GIVEN PROBLEM: Filter the lines below, copying only those with the string "времени".

RECORDS FOR THIS TASK:
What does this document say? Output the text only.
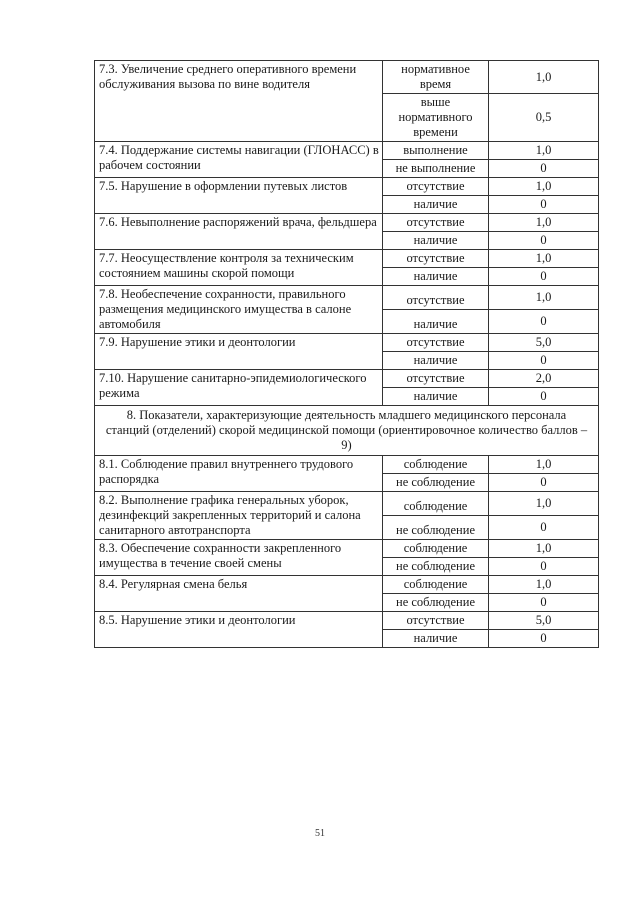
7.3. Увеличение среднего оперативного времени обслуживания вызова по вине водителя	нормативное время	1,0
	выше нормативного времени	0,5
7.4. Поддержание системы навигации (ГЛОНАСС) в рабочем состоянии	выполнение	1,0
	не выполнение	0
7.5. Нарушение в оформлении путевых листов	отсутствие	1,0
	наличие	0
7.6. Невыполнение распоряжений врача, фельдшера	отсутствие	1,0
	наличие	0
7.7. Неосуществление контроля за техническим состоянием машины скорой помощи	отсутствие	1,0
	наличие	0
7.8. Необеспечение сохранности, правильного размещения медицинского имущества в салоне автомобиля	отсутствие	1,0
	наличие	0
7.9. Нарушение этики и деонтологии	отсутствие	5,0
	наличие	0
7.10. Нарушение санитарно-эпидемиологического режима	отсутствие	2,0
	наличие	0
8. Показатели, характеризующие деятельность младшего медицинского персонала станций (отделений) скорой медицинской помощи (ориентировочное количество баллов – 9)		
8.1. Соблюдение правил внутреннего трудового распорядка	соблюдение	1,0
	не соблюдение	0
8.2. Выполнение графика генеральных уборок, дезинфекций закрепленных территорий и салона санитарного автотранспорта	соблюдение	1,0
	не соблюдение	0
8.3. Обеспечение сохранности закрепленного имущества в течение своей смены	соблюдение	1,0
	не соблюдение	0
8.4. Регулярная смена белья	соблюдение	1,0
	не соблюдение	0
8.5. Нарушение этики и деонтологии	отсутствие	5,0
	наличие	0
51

TASK ANSWER:
7.3. Увеличение среднего оперативного времени обслуживания вызова по вине водителя	нормативное время	1,0
	выше нормативного времени	0,5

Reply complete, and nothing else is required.